BEGIN Raw data
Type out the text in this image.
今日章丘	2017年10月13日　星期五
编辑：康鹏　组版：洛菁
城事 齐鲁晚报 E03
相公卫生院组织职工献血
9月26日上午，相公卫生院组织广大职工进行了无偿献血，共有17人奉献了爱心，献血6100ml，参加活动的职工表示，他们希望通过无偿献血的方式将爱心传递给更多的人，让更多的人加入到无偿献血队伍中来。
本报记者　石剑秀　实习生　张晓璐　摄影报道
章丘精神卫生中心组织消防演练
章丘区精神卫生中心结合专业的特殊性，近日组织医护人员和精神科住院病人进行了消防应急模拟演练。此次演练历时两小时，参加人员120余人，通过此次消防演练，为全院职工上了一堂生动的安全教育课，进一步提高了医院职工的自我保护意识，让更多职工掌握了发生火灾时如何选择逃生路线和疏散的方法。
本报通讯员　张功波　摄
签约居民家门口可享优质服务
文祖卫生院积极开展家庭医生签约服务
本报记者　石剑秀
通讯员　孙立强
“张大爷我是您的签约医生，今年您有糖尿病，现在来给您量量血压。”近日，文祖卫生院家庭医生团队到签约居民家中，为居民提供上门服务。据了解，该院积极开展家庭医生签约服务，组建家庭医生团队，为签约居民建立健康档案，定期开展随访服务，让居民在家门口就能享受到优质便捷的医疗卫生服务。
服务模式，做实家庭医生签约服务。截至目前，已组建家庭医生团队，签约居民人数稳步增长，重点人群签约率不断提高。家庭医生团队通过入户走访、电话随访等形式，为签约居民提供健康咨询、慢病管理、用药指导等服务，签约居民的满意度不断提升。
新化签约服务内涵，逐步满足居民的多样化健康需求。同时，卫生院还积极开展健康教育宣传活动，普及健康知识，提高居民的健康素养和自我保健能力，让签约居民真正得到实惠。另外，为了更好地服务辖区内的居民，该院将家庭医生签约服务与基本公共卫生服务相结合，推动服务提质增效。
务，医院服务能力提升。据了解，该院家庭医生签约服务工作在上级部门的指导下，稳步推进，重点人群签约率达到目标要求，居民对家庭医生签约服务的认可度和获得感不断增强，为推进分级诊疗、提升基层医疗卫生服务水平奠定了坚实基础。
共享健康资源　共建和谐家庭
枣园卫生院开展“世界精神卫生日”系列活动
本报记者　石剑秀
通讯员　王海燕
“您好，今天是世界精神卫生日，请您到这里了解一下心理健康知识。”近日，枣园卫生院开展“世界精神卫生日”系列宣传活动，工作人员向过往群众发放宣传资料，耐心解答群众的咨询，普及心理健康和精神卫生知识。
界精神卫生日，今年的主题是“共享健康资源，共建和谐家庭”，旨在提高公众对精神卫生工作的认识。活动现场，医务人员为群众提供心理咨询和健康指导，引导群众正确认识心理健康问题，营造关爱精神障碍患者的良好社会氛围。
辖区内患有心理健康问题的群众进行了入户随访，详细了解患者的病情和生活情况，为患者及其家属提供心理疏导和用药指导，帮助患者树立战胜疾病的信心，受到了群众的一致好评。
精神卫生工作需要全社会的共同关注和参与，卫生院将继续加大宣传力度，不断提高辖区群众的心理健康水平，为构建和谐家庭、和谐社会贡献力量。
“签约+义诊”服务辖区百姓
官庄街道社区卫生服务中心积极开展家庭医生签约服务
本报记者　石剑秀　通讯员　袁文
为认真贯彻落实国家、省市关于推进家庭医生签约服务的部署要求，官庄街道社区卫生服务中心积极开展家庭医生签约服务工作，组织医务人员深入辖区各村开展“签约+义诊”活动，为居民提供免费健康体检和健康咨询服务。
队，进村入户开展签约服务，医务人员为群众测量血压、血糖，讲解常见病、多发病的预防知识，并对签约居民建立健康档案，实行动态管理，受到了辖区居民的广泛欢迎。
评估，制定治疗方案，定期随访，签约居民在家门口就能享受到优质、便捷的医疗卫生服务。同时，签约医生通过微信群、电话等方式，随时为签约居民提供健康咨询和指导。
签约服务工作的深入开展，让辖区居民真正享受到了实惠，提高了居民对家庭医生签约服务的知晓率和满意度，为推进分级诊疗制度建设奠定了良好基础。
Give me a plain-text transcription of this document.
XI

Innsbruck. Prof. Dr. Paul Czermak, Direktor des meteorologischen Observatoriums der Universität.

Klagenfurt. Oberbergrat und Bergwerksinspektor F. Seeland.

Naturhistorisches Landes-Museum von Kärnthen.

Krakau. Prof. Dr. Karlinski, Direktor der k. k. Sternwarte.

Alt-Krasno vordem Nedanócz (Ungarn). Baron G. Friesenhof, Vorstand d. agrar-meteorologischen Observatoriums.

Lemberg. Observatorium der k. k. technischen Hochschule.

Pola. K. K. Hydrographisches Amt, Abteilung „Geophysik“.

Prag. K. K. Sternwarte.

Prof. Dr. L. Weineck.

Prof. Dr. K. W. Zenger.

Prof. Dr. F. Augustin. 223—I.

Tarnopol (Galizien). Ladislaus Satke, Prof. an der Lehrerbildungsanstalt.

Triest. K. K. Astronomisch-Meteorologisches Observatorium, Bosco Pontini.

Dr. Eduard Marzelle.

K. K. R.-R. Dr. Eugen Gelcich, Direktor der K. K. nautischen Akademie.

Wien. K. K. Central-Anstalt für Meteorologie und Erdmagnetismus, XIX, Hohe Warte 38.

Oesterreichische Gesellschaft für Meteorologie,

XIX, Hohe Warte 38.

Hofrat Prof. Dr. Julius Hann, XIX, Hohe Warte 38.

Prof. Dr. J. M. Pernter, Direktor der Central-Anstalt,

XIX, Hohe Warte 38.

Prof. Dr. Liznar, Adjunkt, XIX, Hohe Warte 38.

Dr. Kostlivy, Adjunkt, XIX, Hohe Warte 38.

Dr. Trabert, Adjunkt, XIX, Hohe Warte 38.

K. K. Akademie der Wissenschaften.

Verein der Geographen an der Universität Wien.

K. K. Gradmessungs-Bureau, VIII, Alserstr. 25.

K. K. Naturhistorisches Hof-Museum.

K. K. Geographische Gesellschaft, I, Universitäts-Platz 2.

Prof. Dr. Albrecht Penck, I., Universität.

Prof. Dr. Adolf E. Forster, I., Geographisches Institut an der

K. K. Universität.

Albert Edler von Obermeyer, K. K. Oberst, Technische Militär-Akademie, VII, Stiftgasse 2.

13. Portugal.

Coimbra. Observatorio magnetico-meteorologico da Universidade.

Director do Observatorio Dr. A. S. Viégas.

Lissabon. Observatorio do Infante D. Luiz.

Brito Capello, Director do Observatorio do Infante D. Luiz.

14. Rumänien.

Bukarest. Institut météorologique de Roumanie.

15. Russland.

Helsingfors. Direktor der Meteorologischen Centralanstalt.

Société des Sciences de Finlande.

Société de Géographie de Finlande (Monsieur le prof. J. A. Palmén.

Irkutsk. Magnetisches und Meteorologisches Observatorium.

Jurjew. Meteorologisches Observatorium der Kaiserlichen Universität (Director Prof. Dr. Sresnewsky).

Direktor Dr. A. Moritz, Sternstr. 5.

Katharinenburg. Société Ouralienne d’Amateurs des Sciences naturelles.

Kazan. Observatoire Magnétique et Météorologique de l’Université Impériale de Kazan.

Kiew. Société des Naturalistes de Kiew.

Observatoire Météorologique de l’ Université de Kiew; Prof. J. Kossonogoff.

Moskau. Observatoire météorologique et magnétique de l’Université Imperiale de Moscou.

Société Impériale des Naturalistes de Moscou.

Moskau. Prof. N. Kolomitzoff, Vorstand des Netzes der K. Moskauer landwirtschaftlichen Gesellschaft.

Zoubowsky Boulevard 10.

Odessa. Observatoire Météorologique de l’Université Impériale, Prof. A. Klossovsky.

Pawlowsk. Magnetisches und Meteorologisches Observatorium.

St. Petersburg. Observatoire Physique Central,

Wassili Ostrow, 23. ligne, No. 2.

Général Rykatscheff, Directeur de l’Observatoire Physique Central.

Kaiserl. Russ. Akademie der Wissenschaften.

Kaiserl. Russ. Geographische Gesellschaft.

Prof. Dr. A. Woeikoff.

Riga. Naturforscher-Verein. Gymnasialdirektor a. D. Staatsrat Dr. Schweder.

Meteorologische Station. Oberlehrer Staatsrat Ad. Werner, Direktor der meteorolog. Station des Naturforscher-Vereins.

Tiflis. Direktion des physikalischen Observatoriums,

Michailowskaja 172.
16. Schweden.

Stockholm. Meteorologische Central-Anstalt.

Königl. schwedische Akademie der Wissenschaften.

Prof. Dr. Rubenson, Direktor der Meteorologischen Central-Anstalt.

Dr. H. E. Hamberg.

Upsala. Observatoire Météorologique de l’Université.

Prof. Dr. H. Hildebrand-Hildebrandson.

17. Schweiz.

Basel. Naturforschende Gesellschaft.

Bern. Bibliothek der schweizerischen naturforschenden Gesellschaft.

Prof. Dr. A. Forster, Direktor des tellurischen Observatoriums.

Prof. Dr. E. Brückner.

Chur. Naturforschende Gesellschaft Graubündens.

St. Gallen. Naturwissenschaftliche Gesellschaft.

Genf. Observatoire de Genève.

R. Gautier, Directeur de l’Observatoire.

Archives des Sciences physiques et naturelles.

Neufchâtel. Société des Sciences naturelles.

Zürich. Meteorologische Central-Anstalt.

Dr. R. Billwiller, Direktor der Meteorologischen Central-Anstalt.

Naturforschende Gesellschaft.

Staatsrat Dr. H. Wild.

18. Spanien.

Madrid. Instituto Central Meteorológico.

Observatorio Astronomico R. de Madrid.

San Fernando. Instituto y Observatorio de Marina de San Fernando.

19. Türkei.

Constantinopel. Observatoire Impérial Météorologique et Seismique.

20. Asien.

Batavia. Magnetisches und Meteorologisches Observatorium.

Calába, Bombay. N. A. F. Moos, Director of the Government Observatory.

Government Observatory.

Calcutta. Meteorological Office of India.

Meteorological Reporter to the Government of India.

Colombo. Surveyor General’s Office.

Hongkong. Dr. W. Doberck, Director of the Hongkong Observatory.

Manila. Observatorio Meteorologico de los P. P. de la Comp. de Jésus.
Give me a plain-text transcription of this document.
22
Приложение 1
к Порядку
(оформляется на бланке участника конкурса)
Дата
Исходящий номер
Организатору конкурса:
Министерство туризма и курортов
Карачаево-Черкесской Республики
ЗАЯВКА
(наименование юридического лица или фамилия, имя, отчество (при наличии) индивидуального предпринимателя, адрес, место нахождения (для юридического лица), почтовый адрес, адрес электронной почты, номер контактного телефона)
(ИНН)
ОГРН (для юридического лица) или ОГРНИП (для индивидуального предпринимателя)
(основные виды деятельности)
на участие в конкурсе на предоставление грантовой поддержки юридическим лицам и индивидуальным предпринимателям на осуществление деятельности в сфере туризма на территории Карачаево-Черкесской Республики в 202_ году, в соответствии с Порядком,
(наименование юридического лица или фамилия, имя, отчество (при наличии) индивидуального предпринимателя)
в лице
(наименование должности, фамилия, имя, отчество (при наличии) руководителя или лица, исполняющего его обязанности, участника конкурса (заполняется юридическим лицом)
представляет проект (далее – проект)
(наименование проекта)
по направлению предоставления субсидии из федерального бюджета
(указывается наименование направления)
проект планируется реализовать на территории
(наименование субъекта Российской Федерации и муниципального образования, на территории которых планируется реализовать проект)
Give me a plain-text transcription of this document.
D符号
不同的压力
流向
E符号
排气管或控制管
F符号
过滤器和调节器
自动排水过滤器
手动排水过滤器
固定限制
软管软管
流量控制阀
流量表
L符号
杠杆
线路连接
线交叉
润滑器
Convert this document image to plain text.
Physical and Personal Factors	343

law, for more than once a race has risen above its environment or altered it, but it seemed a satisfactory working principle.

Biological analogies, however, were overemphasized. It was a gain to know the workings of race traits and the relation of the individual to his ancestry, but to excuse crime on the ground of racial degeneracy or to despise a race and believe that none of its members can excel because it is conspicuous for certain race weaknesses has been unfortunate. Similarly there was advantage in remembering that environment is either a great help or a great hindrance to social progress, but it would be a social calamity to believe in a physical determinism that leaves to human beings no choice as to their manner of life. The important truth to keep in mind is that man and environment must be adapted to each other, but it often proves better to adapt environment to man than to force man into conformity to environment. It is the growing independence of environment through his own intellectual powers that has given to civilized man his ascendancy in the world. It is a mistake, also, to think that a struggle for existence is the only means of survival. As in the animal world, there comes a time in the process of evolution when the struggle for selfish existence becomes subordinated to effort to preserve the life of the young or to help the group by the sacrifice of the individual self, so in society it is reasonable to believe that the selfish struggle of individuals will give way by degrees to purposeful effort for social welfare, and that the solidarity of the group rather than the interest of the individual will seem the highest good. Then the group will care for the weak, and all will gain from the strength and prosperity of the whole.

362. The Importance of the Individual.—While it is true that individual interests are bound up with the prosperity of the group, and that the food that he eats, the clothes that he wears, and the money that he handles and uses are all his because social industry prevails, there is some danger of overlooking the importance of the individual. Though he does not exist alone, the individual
END Raw data
*Directions:*
Determine the number of lines containing "Карачаево". Write only that number.

*Response to this exercise:*
2